**Задания для выполнения:**
a) Почему, согласно тексту о творчестве В. Галатенко, в листах мелиховского цикла мы видим не слепок с реального мира? Дайте ответ в одном–трех предложениях.
b) Перечислите по порядку места, которые текст о творчестве В. Галатенко называет последовательностью обретения Чехова.
c) Продолжите текст о творчестве В. Галатенко, начав сразу после его последнего предложения.

**Фрагмент текста:**
====
Идиллическими видениями со всеми точно воспроизведёнными приметами предстаёт в его подмосковных пейзажах осень—в багрец и золото одетые леса, мерцающая голубизна рек и водоёмов, манящие дали. Тогда пейзажи всякий раз не выдуманы, и, однако, прежде чем зажить на холсте или бумаге, они являлись неким видением в сознании художника, как прообраз. На пленере он это видение материализует. Грациозно.
Дом поэта Алексея Фатьянова в Вязниках. Образ этот раньше, чем драгоценная акварель была создана, реял в его очарованном несравненным поэтом-песенником, лириком родниковой чистоты, сознании. На небесное покровительство, на фавор, указывает идущий из глубины звёздного ночного неба, бьющий в окно политической кельи, направленный пучок лучей. Весь дом Фатьяновых осиян ликующим светом. В творчестве В. Галатенко всё сущее обращено в символы, знаки, алфавит его художественного языка. Он не отражает реальность, а передаёт нам, зрителям, свой богатый, разноликий, фантазийный внутренний мир. В каждом цикле его работ хорошо ощутим галатенковский взгляд—особое видение Сахалина или Карелии, Тбилиси или Подмосковья, немецких Саарбурга и Трира или шведского Гётеборга, усадьбы Л.Н. Толстого в Хамовниках или чеховского Мелихова.
Сахалин, Ялта, Гурзуф—в такой последовательности происходило обретение Чехова. В Мелихове он работал над циклом из 22-х композиций. Работал несколько месяцев кряду. Такая прочная привязанность не спроста случается. Значит, это любовь. Чехов—любимый писатель, его избранник. Галатенко признавался в одном из интервью: «Тщательно и благоговейно выписывал все детали. После работы в этом святом месте по-новому осмыслил и проиллюстрировал Избранное А.П. Чехова». В Мелихово, в чеховский мир художник вошёл как в свой дом. В феврале 2001 г., поселившись в музее-заповеднике, увлечённо писал интерьеры и мемориальные объекты усадьбы писателя. В работах этих —личные, продуманные эмоционально-смысловые акценты. Он увлечённо постигает чеховское Мелихово как духовную обитель, «приют спокойствия, трудов и вдохновений». каждом листе Fabriano, применяя смешанную технику художник передаёт своё ощущение от встречи с миром Чехова.
Его, на взгляд музейщиков, досконально знающих предметный мир усадебного дома, не увлекает стопроцентная похожесть, идеальное воспроизведение натуры. В графических листах интерьеры дома романтизированы, натура приподнята, обыденность изжита. Пристальный взгляд на мелиховский цикл убеждает в том, что мы видим на этих листах не слепок с реального мира, а итог, сгусток эманации, излучение души художника, вступившей в непосредственный контакт с духом Чехова, концентрированно присутствующим в атмосфере мемориальной усадьбы. Редко где ещё ощущаешь в такой мере основательность, достоверность влияния окружающей нас сферы разума, ноосферы, открытой Вернадским. Галатенко в цветовых фантомах мелиховского цикла творит зримое представление о ноосфере, в чём, вне всякого сомнения, проявляется его существенный вклад в развитие в поступательное движение реалистического искусства.
====
**Записи данных:**
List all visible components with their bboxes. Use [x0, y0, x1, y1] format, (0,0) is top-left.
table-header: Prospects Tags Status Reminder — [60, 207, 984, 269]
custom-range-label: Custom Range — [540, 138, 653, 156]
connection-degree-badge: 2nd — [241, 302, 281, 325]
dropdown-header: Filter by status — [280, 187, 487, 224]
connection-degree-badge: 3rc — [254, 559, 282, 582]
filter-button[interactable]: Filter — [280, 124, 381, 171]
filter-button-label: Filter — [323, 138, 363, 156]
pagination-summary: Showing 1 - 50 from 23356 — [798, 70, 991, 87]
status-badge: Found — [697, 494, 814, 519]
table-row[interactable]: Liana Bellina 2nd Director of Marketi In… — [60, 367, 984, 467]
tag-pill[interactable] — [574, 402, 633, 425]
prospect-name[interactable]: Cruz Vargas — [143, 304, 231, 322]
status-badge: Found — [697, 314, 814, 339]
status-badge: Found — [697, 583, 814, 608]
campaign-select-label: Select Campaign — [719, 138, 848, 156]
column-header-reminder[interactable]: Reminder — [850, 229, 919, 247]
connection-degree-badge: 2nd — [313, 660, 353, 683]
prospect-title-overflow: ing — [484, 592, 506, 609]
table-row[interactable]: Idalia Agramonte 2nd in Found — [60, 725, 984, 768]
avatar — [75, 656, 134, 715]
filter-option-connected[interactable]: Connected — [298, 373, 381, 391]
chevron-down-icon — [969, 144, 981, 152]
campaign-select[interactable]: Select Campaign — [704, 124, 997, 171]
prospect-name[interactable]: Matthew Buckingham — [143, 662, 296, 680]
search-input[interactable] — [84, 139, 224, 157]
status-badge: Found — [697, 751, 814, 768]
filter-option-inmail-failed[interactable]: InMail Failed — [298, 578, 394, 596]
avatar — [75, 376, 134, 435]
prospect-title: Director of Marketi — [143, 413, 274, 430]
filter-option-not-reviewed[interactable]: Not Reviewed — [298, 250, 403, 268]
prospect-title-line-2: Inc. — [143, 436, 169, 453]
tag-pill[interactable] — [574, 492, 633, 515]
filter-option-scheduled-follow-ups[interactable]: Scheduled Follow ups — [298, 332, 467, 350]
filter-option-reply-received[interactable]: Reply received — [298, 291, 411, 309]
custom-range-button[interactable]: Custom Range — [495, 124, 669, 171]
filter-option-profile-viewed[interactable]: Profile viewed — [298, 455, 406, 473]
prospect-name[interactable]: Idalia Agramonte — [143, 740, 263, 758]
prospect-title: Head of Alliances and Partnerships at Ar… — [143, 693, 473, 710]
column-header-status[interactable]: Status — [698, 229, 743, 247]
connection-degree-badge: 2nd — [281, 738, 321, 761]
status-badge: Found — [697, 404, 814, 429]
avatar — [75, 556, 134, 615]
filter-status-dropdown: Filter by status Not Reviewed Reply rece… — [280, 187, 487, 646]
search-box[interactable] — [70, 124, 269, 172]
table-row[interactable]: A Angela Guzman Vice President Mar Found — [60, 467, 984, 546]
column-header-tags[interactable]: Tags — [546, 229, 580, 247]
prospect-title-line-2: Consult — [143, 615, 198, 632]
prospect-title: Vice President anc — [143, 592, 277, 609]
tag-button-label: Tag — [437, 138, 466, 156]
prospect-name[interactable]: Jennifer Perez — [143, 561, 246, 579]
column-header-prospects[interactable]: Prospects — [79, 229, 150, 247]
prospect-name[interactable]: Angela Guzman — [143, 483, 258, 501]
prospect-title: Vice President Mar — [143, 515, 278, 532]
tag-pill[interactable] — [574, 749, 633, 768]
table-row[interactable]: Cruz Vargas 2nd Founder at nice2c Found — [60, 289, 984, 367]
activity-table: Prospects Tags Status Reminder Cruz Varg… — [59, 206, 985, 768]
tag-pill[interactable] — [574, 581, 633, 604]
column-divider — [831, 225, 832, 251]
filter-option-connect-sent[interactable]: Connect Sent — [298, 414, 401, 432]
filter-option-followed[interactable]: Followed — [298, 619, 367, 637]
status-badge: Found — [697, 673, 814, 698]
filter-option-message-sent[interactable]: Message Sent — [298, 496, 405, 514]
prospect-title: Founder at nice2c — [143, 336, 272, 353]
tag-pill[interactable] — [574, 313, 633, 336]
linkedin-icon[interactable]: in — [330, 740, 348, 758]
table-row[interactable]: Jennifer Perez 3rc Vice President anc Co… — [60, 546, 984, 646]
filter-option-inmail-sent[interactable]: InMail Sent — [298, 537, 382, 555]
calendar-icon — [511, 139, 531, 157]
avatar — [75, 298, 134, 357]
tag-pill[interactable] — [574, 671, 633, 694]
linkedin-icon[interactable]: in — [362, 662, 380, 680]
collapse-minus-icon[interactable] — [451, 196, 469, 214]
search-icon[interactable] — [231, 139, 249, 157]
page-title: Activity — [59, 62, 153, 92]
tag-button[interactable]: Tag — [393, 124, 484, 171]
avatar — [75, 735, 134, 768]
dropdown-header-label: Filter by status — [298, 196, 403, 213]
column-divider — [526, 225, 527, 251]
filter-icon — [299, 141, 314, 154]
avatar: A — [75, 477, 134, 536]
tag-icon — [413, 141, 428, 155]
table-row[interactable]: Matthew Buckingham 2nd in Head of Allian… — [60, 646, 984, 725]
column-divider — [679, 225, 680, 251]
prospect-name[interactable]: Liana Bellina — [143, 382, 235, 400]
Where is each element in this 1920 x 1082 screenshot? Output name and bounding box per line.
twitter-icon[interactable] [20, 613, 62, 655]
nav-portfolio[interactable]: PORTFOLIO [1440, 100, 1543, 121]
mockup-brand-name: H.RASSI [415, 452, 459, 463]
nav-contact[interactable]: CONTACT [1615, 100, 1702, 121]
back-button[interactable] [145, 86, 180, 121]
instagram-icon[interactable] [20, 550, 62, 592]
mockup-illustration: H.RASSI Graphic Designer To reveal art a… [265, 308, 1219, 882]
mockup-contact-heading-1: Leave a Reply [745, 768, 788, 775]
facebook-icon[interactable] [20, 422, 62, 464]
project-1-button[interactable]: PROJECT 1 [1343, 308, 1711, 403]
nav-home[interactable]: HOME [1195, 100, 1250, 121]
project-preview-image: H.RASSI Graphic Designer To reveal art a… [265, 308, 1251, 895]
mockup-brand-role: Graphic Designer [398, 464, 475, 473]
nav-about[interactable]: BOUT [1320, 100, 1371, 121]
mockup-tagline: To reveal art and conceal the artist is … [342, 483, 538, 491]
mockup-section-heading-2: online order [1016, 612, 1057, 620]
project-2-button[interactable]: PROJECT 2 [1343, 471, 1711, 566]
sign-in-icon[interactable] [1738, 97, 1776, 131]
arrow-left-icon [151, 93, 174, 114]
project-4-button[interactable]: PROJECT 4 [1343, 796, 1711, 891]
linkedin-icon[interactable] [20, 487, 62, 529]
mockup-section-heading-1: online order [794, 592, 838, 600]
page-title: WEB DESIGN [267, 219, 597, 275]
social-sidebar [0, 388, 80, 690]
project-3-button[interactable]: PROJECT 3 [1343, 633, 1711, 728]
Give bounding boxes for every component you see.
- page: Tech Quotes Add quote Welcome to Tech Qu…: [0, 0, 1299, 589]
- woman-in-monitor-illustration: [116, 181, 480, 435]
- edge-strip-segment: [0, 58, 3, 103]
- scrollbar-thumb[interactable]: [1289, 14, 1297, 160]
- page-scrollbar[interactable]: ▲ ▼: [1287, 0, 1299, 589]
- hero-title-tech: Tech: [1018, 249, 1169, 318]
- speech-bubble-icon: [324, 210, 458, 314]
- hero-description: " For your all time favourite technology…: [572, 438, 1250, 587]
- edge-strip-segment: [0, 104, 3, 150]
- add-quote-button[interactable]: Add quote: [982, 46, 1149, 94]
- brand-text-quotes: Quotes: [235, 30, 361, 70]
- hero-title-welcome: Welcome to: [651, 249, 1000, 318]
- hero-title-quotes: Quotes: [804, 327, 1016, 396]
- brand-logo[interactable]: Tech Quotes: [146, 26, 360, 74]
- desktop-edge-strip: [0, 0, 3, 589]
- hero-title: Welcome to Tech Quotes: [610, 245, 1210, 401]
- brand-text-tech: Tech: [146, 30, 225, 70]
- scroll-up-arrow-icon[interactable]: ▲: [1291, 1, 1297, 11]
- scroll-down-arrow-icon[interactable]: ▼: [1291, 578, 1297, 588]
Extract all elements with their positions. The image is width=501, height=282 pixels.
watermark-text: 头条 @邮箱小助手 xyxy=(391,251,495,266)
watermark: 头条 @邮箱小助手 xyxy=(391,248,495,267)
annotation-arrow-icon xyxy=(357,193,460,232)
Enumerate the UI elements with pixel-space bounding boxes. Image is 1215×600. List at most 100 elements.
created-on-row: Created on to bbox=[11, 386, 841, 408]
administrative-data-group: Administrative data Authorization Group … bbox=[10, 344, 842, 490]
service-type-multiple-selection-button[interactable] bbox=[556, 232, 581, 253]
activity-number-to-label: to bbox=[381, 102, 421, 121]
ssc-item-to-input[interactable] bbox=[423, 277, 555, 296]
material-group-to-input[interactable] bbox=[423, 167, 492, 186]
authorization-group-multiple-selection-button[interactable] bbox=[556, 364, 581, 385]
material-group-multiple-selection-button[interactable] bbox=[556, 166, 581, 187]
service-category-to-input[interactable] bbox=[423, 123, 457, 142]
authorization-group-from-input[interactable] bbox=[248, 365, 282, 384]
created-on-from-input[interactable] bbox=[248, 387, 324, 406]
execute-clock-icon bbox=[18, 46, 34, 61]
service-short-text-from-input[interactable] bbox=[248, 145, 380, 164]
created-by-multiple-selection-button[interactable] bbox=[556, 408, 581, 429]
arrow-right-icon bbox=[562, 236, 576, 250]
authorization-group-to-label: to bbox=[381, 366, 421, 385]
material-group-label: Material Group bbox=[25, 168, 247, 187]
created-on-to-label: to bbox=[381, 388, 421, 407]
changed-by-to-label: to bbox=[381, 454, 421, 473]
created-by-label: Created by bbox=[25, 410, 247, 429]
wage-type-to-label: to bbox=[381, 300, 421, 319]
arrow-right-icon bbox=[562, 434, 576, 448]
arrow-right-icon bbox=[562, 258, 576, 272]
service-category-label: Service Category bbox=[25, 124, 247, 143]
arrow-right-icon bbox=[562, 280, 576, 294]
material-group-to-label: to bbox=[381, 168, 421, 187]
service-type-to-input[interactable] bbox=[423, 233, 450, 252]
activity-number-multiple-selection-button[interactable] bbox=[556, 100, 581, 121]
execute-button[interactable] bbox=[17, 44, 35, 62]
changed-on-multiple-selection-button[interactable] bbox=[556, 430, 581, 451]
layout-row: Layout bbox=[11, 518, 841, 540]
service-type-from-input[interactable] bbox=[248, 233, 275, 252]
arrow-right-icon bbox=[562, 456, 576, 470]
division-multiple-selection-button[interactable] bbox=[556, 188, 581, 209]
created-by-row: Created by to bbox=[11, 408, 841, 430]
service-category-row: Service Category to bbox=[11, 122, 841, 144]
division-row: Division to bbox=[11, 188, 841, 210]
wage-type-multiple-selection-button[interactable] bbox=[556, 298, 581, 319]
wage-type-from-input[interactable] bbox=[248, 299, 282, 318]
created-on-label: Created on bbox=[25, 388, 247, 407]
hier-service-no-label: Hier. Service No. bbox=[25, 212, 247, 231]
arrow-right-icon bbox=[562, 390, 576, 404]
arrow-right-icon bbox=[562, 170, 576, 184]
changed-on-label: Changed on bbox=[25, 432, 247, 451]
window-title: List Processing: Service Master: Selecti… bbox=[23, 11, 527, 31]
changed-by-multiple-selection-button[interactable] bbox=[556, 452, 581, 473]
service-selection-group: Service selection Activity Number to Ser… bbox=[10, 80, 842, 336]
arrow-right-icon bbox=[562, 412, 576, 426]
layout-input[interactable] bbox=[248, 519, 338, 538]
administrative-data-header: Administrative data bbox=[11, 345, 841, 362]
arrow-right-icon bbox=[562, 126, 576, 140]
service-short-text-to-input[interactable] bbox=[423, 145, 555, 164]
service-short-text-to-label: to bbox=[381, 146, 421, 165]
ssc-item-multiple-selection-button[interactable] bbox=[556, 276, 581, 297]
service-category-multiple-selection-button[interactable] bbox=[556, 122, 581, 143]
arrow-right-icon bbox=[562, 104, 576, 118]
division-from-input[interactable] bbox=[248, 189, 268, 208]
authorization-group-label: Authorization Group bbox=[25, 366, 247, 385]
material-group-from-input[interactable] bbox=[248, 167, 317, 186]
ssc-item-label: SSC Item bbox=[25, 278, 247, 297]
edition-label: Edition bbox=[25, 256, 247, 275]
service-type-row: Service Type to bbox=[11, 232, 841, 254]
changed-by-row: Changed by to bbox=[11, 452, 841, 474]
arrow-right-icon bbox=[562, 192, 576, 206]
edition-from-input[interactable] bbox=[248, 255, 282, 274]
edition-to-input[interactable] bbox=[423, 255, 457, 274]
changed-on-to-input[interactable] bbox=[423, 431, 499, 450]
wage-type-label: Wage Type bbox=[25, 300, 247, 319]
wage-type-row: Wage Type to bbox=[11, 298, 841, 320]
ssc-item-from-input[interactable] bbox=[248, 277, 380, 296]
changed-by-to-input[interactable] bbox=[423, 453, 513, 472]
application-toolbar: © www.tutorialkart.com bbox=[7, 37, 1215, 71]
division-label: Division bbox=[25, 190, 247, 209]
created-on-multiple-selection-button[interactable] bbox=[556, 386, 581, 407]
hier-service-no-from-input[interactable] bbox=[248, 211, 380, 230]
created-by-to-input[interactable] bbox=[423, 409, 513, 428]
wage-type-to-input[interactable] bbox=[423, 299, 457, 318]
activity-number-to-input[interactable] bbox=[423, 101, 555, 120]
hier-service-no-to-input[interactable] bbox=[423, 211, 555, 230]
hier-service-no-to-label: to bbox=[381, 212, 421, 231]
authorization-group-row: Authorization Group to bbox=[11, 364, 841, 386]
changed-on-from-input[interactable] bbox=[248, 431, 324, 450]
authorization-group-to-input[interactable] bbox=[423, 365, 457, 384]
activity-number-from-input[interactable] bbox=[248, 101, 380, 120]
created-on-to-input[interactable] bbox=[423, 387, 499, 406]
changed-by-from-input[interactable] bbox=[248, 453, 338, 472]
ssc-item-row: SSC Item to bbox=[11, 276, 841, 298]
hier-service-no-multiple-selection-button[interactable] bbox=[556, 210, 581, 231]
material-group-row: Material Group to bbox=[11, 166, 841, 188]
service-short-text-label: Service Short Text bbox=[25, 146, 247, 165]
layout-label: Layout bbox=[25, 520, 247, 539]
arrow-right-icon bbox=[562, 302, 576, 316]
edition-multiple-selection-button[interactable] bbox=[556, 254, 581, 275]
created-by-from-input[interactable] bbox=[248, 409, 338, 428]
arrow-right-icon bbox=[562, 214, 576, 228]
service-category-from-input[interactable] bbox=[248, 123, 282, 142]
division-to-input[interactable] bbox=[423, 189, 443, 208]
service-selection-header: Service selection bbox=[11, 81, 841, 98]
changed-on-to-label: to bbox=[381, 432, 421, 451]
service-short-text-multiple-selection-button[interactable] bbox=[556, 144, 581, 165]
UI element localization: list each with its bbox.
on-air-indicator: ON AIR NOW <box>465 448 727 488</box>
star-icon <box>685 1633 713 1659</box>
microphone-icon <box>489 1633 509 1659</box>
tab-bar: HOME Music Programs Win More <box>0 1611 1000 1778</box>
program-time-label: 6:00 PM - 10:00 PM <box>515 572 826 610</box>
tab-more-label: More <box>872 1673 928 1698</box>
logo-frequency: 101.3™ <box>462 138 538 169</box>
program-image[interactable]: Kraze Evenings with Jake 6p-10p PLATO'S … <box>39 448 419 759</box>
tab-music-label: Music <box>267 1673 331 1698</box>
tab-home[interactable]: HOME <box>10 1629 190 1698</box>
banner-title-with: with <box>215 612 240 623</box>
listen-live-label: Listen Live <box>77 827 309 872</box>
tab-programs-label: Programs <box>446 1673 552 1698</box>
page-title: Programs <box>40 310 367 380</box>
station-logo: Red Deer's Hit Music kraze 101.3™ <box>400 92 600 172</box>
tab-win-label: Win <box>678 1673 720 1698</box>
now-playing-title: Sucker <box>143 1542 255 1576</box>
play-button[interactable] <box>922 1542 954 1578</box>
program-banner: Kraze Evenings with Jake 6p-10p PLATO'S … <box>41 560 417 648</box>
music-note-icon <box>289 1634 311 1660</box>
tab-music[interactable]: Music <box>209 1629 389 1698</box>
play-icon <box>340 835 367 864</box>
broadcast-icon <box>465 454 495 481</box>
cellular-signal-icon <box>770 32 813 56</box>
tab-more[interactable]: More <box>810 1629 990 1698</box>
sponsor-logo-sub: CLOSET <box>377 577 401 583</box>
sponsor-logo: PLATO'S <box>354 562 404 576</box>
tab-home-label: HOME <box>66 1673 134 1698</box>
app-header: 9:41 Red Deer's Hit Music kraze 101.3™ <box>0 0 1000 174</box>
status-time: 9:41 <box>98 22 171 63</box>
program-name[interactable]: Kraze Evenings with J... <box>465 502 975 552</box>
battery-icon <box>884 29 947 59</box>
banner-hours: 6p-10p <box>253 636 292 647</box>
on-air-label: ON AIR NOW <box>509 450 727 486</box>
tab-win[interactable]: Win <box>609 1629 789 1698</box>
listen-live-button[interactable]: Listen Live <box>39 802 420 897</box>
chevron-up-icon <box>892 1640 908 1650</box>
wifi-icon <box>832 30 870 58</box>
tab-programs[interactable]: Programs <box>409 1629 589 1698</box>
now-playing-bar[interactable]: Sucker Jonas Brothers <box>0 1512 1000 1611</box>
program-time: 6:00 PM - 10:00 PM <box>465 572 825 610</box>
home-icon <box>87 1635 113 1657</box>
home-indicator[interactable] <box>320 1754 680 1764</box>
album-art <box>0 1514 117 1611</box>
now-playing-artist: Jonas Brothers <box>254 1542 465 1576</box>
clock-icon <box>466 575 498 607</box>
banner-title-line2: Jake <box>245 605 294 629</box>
====
**Итоговые ответы:**
a) Художника не увлекают стопроцентная похожесть и идеальное воспроизведение натуры, поэтому интерьеры дома на его листах романтизированы. Изображенное — это сгусток эманации, излучение души художника, вступившей в непосредственный контакт с духом Чехова, который присутствует в атмосфере мемориальной усадьбы.

b) Сахалин, Ялта, Гурзуф.

c)
Признание В. Галатенко: «Мои работы, как правило, фантазийны, композиция зачастую строится кулисами»,—подтверждается многими его пейзажами: городскими и сельскими. Действительно, театральными задниками воспринимается каждая вторая пейзажная композиция. Остро чувствуется художническая заданность, направленность на выражение овладевшего мастером состояния, конструктивность уже созревшего замысла, целостное, нерасчленённое видение. Натура лишь помогает материализовать фантомы летучих мыслей, адекватно проявленных в чувственной ипостаси живописи. Мотивы и сюжеты он выхватывает из жизни или придумывает. Когда говорят о художнике, что он мыслит живописными образами, это заключает в себе то, что художник не высматривает, а затем списывает увиденное, а именно творит своим воображением образы, идеи, мечты. Не отражение, а творение.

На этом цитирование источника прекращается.